>> start DATASET CONTENT

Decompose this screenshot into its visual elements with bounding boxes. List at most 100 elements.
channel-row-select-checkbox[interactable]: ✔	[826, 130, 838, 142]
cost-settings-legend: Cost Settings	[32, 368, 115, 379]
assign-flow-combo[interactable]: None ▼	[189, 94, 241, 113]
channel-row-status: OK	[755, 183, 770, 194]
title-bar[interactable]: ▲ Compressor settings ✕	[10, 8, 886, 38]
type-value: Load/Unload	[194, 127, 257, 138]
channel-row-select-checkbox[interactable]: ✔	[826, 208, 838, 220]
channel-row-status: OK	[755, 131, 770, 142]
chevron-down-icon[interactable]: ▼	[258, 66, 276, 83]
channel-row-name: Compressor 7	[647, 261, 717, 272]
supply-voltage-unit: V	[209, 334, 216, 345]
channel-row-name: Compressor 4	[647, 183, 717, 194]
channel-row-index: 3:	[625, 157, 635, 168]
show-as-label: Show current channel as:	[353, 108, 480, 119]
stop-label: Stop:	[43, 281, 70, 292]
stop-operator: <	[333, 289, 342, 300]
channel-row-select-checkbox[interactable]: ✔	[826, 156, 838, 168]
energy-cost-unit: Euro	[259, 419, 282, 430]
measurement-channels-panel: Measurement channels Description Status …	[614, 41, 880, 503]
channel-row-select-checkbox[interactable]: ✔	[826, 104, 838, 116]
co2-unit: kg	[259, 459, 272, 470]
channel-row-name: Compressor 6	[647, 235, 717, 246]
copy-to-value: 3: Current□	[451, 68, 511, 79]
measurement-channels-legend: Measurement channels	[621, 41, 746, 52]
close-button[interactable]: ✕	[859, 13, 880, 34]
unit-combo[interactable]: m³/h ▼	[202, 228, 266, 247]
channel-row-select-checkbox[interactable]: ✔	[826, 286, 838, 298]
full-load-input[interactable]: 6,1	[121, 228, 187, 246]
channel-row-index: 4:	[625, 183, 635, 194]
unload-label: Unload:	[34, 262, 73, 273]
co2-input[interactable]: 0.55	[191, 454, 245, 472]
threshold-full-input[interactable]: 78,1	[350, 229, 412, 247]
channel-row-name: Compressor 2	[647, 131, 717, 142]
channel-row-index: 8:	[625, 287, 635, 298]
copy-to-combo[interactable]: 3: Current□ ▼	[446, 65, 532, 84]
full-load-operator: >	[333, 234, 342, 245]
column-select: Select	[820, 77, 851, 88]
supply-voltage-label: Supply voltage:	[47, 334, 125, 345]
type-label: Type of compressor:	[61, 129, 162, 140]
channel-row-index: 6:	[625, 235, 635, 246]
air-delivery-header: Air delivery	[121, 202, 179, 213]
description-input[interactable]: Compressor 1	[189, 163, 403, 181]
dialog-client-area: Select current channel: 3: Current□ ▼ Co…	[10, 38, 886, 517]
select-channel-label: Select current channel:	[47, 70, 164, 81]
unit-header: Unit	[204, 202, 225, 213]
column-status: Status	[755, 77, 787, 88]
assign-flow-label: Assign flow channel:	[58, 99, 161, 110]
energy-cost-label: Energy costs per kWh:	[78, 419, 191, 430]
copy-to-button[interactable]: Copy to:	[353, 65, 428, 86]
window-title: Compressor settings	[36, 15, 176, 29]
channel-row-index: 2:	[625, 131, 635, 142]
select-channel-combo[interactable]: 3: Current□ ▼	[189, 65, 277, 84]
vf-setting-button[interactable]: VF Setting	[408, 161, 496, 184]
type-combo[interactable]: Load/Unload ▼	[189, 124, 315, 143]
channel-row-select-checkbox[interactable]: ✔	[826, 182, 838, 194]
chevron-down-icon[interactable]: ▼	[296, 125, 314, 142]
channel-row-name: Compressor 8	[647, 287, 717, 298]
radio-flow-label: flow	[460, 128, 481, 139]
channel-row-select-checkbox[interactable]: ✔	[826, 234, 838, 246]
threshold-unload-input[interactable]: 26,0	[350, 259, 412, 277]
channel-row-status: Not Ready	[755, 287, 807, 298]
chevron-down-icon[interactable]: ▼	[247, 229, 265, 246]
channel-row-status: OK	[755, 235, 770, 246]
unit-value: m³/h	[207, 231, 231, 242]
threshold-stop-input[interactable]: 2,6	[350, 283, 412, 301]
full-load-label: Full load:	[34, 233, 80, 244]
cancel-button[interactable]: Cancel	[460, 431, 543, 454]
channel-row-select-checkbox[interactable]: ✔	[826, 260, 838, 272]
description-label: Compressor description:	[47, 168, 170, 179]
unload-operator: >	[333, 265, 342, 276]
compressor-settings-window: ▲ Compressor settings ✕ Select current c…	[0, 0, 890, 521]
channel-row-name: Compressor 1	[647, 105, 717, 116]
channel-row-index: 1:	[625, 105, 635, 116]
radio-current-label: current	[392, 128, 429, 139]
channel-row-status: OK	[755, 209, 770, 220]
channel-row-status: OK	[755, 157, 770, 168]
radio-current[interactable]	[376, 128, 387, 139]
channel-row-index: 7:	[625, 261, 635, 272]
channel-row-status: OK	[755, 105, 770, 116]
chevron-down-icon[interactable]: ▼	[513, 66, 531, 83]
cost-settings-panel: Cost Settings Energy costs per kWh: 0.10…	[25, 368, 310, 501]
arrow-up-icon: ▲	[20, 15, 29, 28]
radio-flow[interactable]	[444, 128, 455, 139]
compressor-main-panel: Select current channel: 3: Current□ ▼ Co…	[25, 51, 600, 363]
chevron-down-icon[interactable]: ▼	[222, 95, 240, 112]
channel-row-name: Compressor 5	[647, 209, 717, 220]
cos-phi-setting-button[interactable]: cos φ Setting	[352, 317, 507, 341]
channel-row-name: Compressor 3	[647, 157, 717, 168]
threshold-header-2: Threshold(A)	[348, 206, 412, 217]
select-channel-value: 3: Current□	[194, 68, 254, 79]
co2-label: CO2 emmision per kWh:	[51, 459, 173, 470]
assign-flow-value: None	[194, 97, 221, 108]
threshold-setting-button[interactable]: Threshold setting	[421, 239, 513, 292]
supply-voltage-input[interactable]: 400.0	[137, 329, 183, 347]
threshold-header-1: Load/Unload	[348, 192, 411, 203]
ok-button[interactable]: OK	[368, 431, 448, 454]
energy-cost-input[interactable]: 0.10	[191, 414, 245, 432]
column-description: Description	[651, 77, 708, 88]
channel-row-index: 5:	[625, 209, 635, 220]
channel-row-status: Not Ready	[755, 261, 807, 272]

>> end DATASET CONTENT

Could you duplicate all of the rows above line for line, with every character left unchanged?

COMPLETED EXERCISE:
Decompose this screenshot into its visual elements with bounding boxes. List at most 100 elements.
channel-row-select-checkbox[interactable]: ✔	[826, 130, 838, 142]
cost-settings-legend: Cost Settings	[32, 368, 115, 379]
assign-flow-combo[interactable]: None ▼	[189, 94, 241, 113]
channel-row-status: OK	[755, 183, 770, 194]
title-bar[interactable]: ▲ Compressor settings ✕	[10, 8, 886, 38]
type-value: Load/Unload	[194, 127, 257, 138]
channel-row-select-checkbox[interactable]: ✔	[826, 208, 838, 220]
channel-row-status: OK	[755, 131, 770, 142]
chevron-down-icon[interactable]: ▼	[258, 66, 276, 83]
channel-row-name: Compressor 7	[647, 261, 717, 272]
supply-voltage-unit: V	[209, 334, 216, 345]
channel-row-name: Compressor 4	[647, 183, 717, 194]
channel-row-index: 3:	[625, 157, 635, 168]
show-as-label: Show current channel as:	[353, 108, 480, 119]
stop-label: Stop:	[43, 281, 70, 292]
stop-operator: <	[333, 289, 342, 300]
channel-row-select-checkbox[interactable]: ✔	[826, 156, 838, 168]
energy-cost-unit: Euro	[259, 419, 282, 430]
measurement-channels-panel: Measurement channels Description Status …	[614, 41, 880, 503]
channel-row-select-checkbox[interactable]: ✔	[826, 104, 838, 116]
co2-unit: kg	[259, 459, 272, 470]
channel-row-name: Compressor 6	[647, 235, 717, 246]
copy-to-value: 3: Current□	[451, 68, 511, 79]
measurement-channels-legend: Measurement channels	[621, 41, 746, 52]
close-button[interactable]: ✕	[859, 13, 880, 34]
unit-combo[interactable]: m³/h ▼	[202, 228, 266, 247]
channel-row-select-checkbox[interactable]: ✔	[826, 286, 838, 298]
full-load-input[interactable]: 6,1	[121, 228, 187, 246]
channel-row-index: 4:	[625, 183, 635, 194]
unload-label: Unload:	[34, 262, 73, 273]
co2-input[interactable]: 0.55	[191, 454, 245, 472]
threshold-full-input[interactable]: 78,1	[350, 229, 412, 247]
channel-row-name: Compressor 2	[647, 131, 717, 142]
channel-row-index: 8:	[625, 287, 635, 298]
copy-to-combo[interactable]: 3: Current□ ▼	[446, 65, 532, 84]
full-load-operator: >	[333, 234, 342, 245]
column-select: Select	[820, 77, 851, 88]
supply-voltage-label: Supply voltage:	[47, 334, 125, 345]
type-label: Type of compressor:	[61, 129, 162, 140]
channel-row-index: 6:	[625, 235, 635, 246]
air-delivery-header: Air delivery	[121, 202, 179, 213]
description-input[interactable]: Compressor 1	[189, 163, 403, 181]
dialog-client-area: Select current channel: 3: Current□ ▼ Co…	[10, 38, 886, 517]
select-channel-label: Select current channel:	[47, 70, 164, 81]
unit-header: Unit	[204, 202, 225, 213]
column-status: Status	[755, 77, 787, 88]
assign-flow-label: Assign flow channel:	[58, 99, 161, 110]
energy-cost-label: Energy costs per kWh:	[78, 419, 191, 430]
copy-to-button[interactable]: Copy to:	[353, 65, 428, 86]
window-title: Compressor settings	[36, 15, 176, 29]
channel-row-index: 2:	[625, 131, 635, 142]
select-channel-combo[interactable]: 3: Current□ ▼	[189, 65, 277, 84]
vf-setting-button[interactable]: VF Setting	[408, 161, 496, 184]
type-combo[interactable]: Load/Unload ▼	[189, 124, 315, 143]
channel-row-select-checkbox[interactable]: ✔	[826, 182, 838, 194]
chevron-down-icon[interactable]: ▼	[296, 125, 314, 142]
channel-row-name: Compressor 8	[647, 287, 717, 298]
radio-flow-label: flow	[460, 128, 481, 139]
channel-row-select-checkbox[interactable]: ✔	[826, 234, 838, 246]
threshold-unload-input[interactable]: 26,0	[350, 259, 412, 277]
channel-row-status: Not Ready	[755, 287, 807, 298]
chevron-down-icon[interactable]: ▼	[247, 229, 265, 246]
channel-row-status: OK	[755, 235, 770, 246]
unit-value: m³/h	[207, 231, 231, 242]
threshold-stop-input[interactable]: 2,6	[350, 283, 412, 301]
full-load-label: Full load:	[34, 233, 80, 244]
cancel-button[interactable]: Cancel	[460, 431, 543, 454]
channel-row-select-checkbox[interactable]: ✔	[826, 260, 838, 272]
description-label: Compressor description:	[47, 168, 170, 179]
unload-operator: >	[333, 265, 342, 276]
compressor-settings-window: ▲ Compressor settings ✕ Select current c…	[0, 0, 890, 521]
channel-row-name: Compressor 1	[647, 105, 717, 116]
channel-row-index: 1:	[625, 105, 635, 116]
radio-current-label: current	[392, 128, 429, 139]
channel-row-status: OK	[755, 209, 770, 220]
channel-row-status: OK	[755, 157, 770, 168]
radio-current[interactable]	[376, 128, 387, 139]
channel-row-index: 7:	[625, 261, 635, 272]
channel-row-status: OK	[755, 105, 770, 116]
chevron-down-icon[interactable]: ▼	[513, 66, 531, 83]
cost-settings-panel: Cost Settings Energy costs per kWh: 0.10…	[25, 368, 310, 501]
arrow-up-icon: ▲	[20, 15, 29, 28]
radio-flow[interactable]	[444, 128, 455, 139]
compressor-main-panel: Select current channel: 3: Current□ ▼ Co…	[25, 51, 600, 363]
chevron-down-icon[interactable]: ▼	[222, 95, 240, 112]
channel-row-name: Compressor 5	[647, 209, 717, 220]
cos-phi-setting-button[interactable]: cos φ Setting	[352, 317, 507, 341]
channel-row-name: Compressor 3	[647, 157, 717, 168]
threshold-header-2: Threshold(A)	[348, 206, 412, 217]
select-channel-value: 3: Current□	[194, 68, 254, 79]
co2-label: CO2 emmision per kWh:	[51, 459, 173, 470]
assign-flow-value: None	[194, 97, 221, 108]
threshold-setting-button[interactable]: Threshold setting	[421, 239, 513, 292]
supply-voltage-input[interactable]: 400.0	[137, 329, 183, 347]
threshold-header-1: Load/Unload	[348, 192, 411, 203]
ok-button[interactable]: OK	[368, 431, 448, 454]
energy-cost-input[interactable]: 0.10	[191, 414, 245, 432]
column-description: Description	[651, 77, 708, 88]
channel-row-index: 5:	[625, 209, 635, 220]
channel-row-status: Not Ready	[755, 261, 807, 272]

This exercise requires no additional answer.